**OBJECTIVE:** In the article on Somalia's internet cutoff, rewrite everything from "Internet connectivity across" down to "cut was intentional." with "Netblocks" renamed to "NetBlocks".

**DOCUMENT EXTRACT:**
BEGIN
Internet connectivity across much of southern Somalia has been cut off on Sunday, according to local residents and an independent group that investigates digital rights, cyber-security and internet governance.
Netblocks said that their network data recorded that the internet was cut at 10:30 am local time, with most of Mogadishu offline.
The internet cutoff comes just one day after Somalia’s parliament removed PM Hassan Ali Khaire in a vote of no-confidence.
Somalia’s main international partners, the U.S. and the European Union have both criticized the move as unhelpful in a fragile political environment.
Netblocks says that a preliminary analysis of the sub-sea cable networks shows that the disconnect was not a result of an accidental cut, suggesting that the service cut was intentional.
“The ongoing incident has nation-scale impact consistent with an intentional blackout affecting cellular and fixed-line networks, and is not attributed to any international issue, technical outage or cyber-attack.”
In a statement, Hormuud, Somalia’s largest telecom service provider, offered a different explanation. Hormuud said that windy conditions on the Indian ocean caused the blackout.
END
**DATA PROVIDED:**
BEGIN
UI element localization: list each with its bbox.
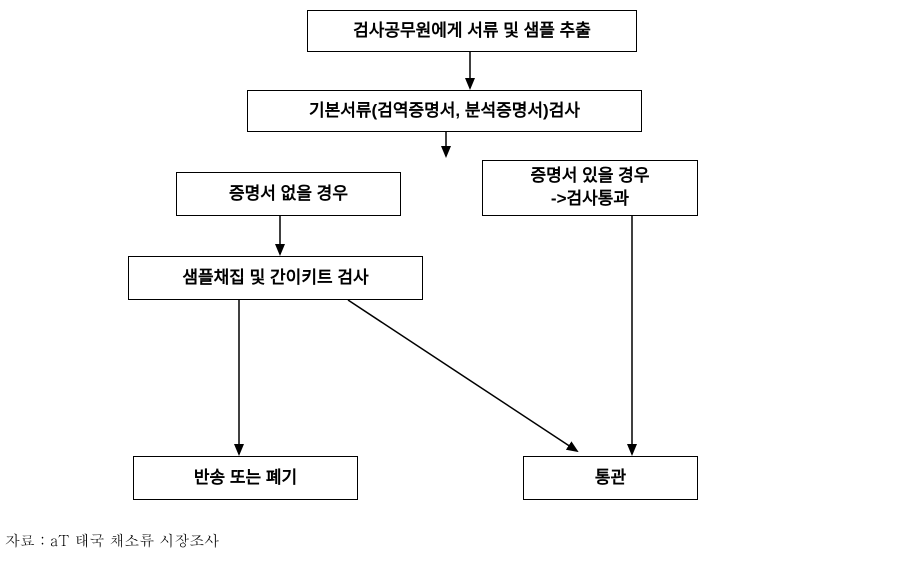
END
**EXERCISE OUTPUT:**
Internet connectivity across much of southern Somalia has been cut off on Sunday, according to local residents and an independent group that investigates digital rights, cyber-security and internet governance.
NetBlocks said that their network data recorded that the internet was cut at 10:30 am local time, with most of Mogadishu offline.
The internet cutoff comes just one day after Somalia’s parliament removed PM Hassan Ali Khaire in a vote of no-confidence.
Somalia’s main international partners, the U.S. and the European Union have both criticized the move as unhelpful in a fragile political environment.
NetBlocks says that a preliminary analysis of the sub-sea cable networks shows that the disconnect was not a result of an accidental cut, suggesting that the service cut was intentional.